• [Objective]
Give back every line exactly as it appears, pictures excluded.

• [Material to process]

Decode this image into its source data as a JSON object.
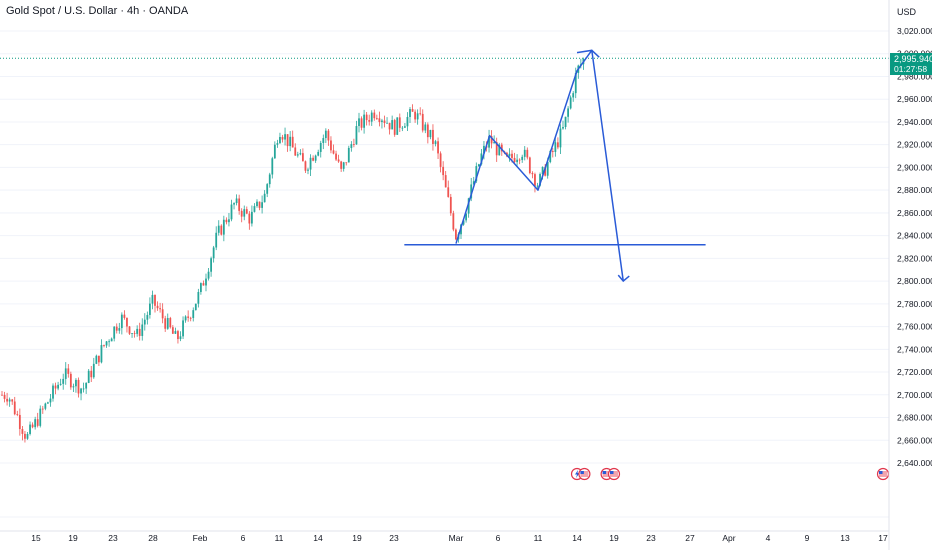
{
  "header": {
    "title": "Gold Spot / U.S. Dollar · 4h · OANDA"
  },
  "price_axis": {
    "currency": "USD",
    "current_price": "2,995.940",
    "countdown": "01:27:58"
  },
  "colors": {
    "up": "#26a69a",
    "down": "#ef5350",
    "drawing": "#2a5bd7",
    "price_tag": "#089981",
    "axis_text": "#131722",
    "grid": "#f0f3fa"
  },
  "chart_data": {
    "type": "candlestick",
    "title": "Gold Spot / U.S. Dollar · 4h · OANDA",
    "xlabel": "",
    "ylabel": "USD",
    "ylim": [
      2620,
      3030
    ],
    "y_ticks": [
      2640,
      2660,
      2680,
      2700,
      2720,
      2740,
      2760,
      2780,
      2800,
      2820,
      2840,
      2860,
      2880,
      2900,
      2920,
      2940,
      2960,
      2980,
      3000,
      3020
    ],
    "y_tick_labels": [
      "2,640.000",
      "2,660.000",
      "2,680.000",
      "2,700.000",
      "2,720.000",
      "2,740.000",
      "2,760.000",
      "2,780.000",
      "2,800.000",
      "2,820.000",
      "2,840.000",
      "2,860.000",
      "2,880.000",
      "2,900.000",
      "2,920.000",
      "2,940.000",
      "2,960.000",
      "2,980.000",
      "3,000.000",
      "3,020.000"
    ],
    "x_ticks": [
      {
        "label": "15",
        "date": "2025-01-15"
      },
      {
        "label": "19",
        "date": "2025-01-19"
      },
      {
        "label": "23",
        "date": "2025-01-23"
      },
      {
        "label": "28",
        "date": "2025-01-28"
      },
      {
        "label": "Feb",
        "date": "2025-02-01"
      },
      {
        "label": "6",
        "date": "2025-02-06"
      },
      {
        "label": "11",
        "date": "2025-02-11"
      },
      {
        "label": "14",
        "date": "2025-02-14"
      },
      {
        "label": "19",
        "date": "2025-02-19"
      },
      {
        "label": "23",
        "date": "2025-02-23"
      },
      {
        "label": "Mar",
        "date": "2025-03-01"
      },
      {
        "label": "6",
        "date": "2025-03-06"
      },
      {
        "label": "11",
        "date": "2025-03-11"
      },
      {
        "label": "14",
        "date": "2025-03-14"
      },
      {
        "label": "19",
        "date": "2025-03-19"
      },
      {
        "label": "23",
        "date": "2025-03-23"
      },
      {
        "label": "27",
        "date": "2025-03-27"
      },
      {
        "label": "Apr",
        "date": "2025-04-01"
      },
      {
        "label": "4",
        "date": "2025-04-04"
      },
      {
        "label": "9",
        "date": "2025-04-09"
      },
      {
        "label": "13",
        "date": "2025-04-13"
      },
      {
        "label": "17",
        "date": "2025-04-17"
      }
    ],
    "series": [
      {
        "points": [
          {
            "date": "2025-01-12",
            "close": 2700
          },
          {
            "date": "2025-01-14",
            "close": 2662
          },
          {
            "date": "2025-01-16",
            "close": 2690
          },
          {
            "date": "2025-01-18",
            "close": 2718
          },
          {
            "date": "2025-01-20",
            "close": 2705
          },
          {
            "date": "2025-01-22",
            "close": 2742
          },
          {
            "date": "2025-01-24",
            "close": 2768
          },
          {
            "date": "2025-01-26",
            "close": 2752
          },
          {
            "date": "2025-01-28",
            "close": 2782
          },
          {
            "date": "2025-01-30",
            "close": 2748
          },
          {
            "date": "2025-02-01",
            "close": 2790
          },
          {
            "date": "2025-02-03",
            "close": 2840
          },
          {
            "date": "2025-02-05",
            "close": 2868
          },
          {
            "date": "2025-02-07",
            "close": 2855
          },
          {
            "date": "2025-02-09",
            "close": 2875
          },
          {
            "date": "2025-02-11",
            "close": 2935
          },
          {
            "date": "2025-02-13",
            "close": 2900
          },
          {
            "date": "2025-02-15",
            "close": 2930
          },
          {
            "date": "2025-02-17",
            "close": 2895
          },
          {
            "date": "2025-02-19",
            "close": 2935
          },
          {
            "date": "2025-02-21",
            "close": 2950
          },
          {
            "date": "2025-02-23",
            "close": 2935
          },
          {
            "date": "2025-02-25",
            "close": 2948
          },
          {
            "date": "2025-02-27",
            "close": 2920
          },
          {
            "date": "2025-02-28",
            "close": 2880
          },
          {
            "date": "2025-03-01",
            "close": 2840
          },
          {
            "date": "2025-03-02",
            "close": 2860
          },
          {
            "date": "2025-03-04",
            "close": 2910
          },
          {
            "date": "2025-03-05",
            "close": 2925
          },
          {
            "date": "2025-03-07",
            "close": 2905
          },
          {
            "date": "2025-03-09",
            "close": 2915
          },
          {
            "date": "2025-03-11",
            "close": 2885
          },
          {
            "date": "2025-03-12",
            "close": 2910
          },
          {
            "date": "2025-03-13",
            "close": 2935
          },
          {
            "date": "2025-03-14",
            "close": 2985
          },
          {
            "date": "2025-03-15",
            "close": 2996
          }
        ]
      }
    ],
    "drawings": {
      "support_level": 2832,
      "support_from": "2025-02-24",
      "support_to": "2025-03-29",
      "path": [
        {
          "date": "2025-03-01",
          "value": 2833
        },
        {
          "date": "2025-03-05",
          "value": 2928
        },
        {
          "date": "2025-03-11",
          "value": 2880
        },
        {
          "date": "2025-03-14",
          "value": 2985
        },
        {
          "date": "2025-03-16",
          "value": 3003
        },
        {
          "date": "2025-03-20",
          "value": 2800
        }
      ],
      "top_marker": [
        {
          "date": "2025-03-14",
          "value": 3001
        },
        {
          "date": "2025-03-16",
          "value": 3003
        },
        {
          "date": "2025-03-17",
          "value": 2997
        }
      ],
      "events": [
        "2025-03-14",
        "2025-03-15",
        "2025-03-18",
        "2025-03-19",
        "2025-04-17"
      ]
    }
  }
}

• [Problem solution]
Decode this image into its source data as a JSON object.
{
  "header": {
    "title": "Gold Spot / U.S. Dollar · 4h · OANDA"
  },
  "price_axis": {
    "currency": "USD",
    "current_price": "2,995.940",
    "countdown": "01:27:58"
  },
  "colors": {
    "up": "#26a69a",
    "down": "#ef5350",
    "drawing": "#2a5bd7",
    "price_tag": "#089981",
    "axis_text": "#131722",
    "grid": "#f0f3fa"
  },
  "chart_data": {
    "type": "candlestick",
    "title": "Gold Spot / U.S. Dollar · 4h · OANDA",
    "xlabel": "",
    "ylabel": "USD",
    "ylim": [
      2620,
      3030
    ],
    "y_ticks": [
      2640,
      2660,
      2680,
      2700,
      2720,
      2740,
      2760,
      2780,
      2800,
      2820,
      2840,
      2860,
      2880,
      2900,
      2920,
      2940,
      2960,
      2980,
      3000,
      3020
    ],
    "y_tick_labels": [
      "2,640.000",
      "2,660.000",
      "2,680.000",
      "2,700.000",
      "2,720.000",
      "2,740.000",
      "2,760.000",
      "2,780.000",
      "2,800.000",
      "2,820.000",
      "2,840.000",
      "2,860.000",
      "2,880.000",
      "2,900.000",
      "2,920.000",
      "2,940.000",
      "2,960.000",
      "2,980.000",
      "3,000.000",
      "3,020.000"
    ],
    "x_ticks": [
      {
        "label": "15",
        "date": "2025-01-15"
      },
      {
        "label": "19",
        "date": "2025-01-19"
      },
      {
        "label": "23",
        "date": "2025-01-23"
      },
      {
        "label": "28",
        "date": "2025-01-28"
      },
      {
        "label": "Feb",
        "date": "2025-02-01"
      },
      {
        "label": "6",
        "date": "2025-02-06"
      },
      {
        "label": "11",
        "date": "2025-02-11"
      },
      {
        "label": "14",
        "date": "2025-02-14"
      },
      {
        "label": "19",
        "date": "2025-02-19"
      },
      {
        "label": "23",
        "date": "2025-02-23"
      },
      {
        "label": "Mar",
        "date": "2025-03-01"
      },
      {
        "label": "6",
        "date": "2025-03-06"
      },
      {
        "label": "11",
        "date": "2025-03-11"
      },
      {
        "label": "14",
        "date": "2025-03-14"
      },
      {
        "label": "19",
        "date": "2025-03-19"
      },
      {
        "label": "23",
        "date": "2025-03-23"
      },
      {
        "label": "27",
        "date": "2025-03-27"
      },
      {
        "label": "Apr",
        "date": "2025-04-01"
      },
      {
        "label": "4",
        "date": "2025-04-04"
      },
      {
        "label": "9",
        "date": "2025-04-09"
      },
      {
        "label": "13",
        "date": "2025-04-13"
      },
      {
        "label": "17",
        "date": "2025-04-17"
      }
    ],
    "series": [
      {
        "points": [
          {
            "date": "2025-01-12",
            "close": 2700
          },
          {
            "date": "2025-01-14",
            "close": 2662
          },
          {
            "date": "2025-01-16",
            "close": 2690
          },
          {
            "date": "2025-01-18",
            "close": 2718
          },
          {
            "date": "2025-01-20",
            "close": 2705
          },
          {
            "date": "2025-01-22",
            "close": 2742
          },
          {
            "date": "2025-01-24",
            "close": 2768
          },
          {
            "date": "2025-01-26",
            "close": 2752
          },
          {
            "date": "2025-01-28",
            "close": 2782
          },
          {
            "date": "2025-01-30",
            "close": 2748
          },
          {
            "date": "2025-02-01",
            "close": 2790
          },
          {
            "date": "2025-02-03",
            "close": 2840
          },
          {
            "date": "2025-02-05",
            "close": 2868
          },
          {
            "date": "2025-02-07",
            "close": 2855
          },
          {
            "date": "2025-02-09",
            "close": 2875
          },
          {
            "date": "2025-02-11",
            "close": 2935
          },
          {
            "date": "2025-02-13",
            "close": 2900
          },
          {
            "date": "2025-02-15",
            "close": 2930
          },
          {
            "date": "2025-02-17",
            "close": 2895
          },
          {
            "date": "2025-02-19",
            "close": 2935
          },
          {
            "date": "2025-02-21",
            "close": 2950
          },
          {
            "date": "2025-02-23",
            "close": 2935
          },
          {
            "date": "2025-02-25",
            "close": 2948
          },
          {
            "date": "2025-02-27",
            "close": 2920
          },
          {
            "date": "2025-02-28",
            "close": 2880
          },
          {
            "date": "2025-03-01",
            "close": 2840
          },
          {
            "date": "2025-03-02",
            "close": 2860
          },
          {
            "date": "2025-03-04",
            "close": 2910
          },
          {
            "date": "2025-03-05",
            "close": 2925
          },
          {
            "date": "2025-03-07",
            "close": 2905
          },
          {
            "date": "2025-03-09",
            "close": 2915
          },
          {
            "date": "2025-03-11",
            "close": 2885
          },
          {
            "date": "2025-03-12",
            "close": 2910
          },
          {
            "date": "2025-03-13",
            "close": 2935
          },
          {
            "date": "2025-03-14",
            "close": 2985
          },
          {
            "date": "2025-03-15",
            "close": 2996
          }
        ]
      }
    ],
    "drawings": {
      "support_level": 2832,
      "support_from": "2025-02-24",
      "support_to": "2025-03-29",
      "path": [
        {
          "date": "2025-03-01",
          "value": 2833
        },
        {
          "date": "2025-03-05",
          "value": 2928
        },
        {
          "date": "2025-03-11",
          "value": 2880
        },
        {
          "date": "2025-03-14",
          "value": 2985
        },
        {
          "date": "2025-03-16",
          "value": 3003
        },
        {
          "date": "2025-03-20",
          "value": 2800
        }
      ],
      "top_marker": [
        {
          "date": "2025-03-14",
          "value": 3001
        },
        {
          "date": "2025-03-16",
          "value": 3003
        },
        {
          "date": "2025-03-17",
          "value": 2997
        }
      ],
      "events": [
        "2025-03-14",
        "2025-03-15",
        "2025-03-18",
        "2025-03-19",
        "2025-04-17"
      ]
    }
  }
}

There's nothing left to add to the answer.